**WHAT YOU SHOULD DO:** Select each line where the word "options" appears.

**Stored data:**

>> begin

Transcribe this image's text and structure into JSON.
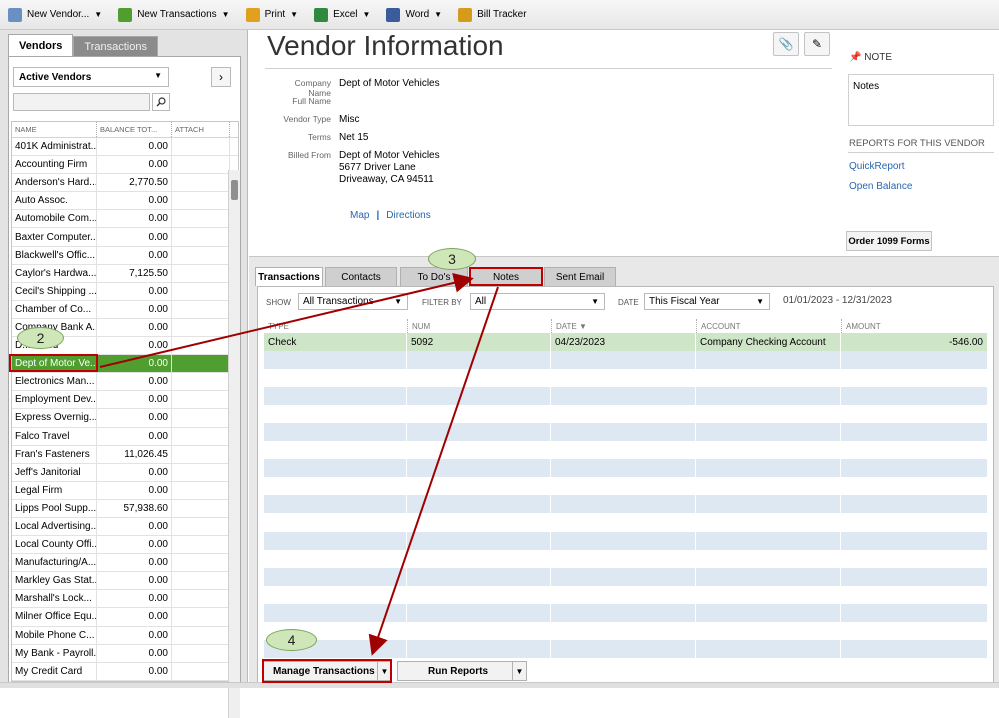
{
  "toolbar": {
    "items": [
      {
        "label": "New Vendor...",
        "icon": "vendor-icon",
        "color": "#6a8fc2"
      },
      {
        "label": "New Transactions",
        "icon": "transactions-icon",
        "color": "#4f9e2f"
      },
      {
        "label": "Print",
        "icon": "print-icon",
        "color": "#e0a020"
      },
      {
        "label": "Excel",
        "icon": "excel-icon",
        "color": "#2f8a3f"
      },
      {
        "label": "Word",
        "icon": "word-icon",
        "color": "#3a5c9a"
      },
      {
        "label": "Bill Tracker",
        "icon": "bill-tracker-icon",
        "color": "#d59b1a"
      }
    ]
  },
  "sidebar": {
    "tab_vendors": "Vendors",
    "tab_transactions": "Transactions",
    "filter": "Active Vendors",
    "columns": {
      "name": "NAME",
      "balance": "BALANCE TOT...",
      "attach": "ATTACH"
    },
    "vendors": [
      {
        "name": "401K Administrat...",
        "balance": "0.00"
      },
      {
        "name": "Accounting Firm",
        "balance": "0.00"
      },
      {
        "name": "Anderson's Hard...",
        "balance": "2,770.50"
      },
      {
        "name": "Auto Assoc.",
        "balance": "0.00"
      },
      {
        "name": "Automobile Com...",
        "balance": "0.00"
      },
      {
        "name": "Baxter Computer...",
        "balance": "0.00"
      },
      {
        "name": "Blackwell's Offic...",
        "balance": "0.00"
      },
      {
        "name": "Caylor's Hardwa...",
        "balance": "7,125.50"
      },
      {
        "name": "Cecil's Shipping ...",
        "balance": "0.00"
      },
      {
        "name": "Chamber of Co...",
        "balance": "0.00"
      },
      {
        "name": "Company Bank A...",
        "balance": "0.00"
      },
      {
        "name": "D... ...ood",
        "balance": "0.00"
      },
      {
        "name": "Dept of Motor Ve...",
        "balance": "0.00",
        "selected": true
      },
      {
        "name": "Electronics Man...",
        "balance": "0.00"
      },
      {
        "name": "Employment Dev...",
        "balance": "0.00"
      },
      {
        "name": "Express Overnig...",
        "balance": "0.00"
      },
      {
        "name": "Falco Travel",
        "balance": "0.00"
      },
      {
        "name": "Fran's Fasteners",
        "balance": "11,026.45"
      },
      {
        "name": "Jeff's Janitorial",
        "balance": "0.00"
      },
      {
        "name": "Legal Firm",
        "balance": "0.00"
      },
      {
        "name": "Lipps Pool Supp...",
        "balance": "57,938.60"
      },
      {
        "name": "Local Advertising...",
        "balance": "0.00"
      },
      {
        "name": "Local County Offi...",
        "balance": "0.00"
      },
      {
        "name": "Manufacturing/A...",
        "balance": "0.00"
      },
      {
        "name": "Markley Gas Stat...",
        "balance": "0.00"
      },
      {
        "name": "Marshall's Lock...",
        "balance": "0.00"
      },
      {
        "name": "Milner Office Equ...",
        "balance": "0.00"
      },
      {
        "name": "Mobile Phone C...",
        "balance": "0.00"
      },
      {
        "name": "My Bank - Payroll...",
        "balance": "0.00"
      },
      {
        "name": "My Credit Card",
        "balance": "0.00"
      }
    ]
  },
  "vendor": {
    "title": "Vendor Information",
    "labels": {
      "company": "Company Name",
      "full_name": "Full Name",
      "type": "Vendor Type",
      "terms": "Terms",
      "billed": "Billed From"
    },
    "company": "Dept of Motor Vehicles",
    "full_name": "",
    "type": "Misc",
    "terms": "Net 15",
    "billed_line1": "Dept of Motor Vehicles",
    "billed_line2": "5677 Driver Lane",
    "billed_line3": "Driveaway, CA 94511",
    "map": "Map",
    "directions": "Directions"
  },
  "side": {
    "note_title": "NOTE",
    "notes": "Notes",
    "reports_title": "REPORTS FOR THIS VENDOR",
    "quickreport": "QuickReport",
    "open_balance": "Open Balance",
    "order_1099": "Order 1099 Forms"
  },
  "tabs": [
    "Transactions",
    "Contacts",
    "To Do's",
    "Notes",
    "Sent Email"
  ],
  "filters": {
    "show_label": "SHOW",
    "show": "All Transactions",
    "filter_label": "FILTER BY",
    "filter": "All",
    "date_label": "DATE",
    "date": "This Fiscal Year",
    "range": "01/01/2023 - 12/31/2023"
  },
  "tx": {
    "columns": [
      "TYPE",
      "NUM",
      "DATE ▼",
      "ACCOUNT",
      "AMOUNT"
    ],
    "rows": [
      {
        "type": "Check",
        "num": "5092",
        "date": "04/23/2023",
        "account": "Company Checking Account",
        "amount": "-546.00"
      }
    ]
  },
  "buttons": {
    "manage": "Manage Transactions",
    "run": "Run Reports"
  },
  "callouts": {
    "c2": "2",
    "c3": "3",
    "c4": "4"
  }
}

>> end
>> begin

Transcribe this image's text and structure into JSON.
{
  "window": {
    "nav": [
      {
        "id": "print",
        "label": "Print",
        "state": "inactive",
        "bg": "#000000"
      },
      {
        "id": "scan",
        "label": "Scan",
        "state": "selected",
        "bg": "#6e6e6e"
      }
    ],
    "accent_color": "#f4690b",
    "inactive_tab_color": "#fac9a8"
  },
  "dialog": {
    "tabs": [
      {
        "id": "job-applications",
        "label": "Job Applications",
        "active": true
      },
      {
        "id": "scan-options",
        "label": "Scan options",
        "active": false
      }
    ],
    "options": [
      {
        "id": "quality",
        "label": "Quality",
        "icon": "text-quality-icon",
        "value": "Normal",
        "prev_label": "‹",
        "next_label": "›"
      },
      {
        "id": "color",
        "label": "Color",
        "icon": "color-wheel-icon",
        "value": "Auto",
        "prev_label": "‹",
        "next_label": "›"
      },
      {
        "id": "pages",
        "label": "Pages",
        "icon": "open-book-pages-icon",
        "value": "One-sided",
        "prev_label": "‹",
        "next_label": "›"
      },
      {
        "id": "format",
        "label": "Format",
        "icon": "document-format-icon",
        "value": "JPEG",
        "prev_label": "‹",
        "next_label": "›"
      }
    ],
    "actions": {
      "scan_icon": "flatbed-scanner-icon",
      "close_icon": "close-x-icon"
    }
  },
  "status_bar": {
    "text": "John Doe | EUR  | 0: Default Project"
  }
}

>> end
>> begin

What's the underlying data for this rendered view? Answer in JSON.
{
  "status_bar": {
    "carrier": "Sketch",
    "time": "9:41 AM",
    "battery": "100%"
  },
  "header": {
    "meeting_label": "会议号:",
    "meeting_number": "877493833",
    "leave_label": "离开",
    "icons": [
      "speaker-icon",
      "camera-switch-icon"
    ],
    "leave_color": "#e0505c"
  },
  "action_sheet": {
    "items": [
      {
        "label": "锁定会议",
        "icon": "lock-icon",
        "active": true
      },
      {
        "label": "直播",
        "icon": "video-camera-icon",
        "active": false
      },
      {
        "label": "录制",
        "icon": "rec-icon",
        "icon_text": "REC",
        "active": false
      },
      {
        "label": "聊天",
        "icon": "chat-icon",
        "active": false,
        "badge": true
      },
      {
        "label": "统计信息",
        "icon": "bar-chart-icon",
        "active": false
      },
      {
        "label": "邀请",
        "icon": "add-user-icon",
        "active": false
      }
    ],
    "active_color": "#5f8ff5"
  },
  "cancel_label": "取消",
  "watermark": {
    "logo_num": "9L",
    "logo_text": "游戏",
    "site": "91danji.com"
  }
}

>> end

**RESULT OF THIS EXERCISE:**
        "id": "scan-options",
        "label": "Scan options",
    "options": [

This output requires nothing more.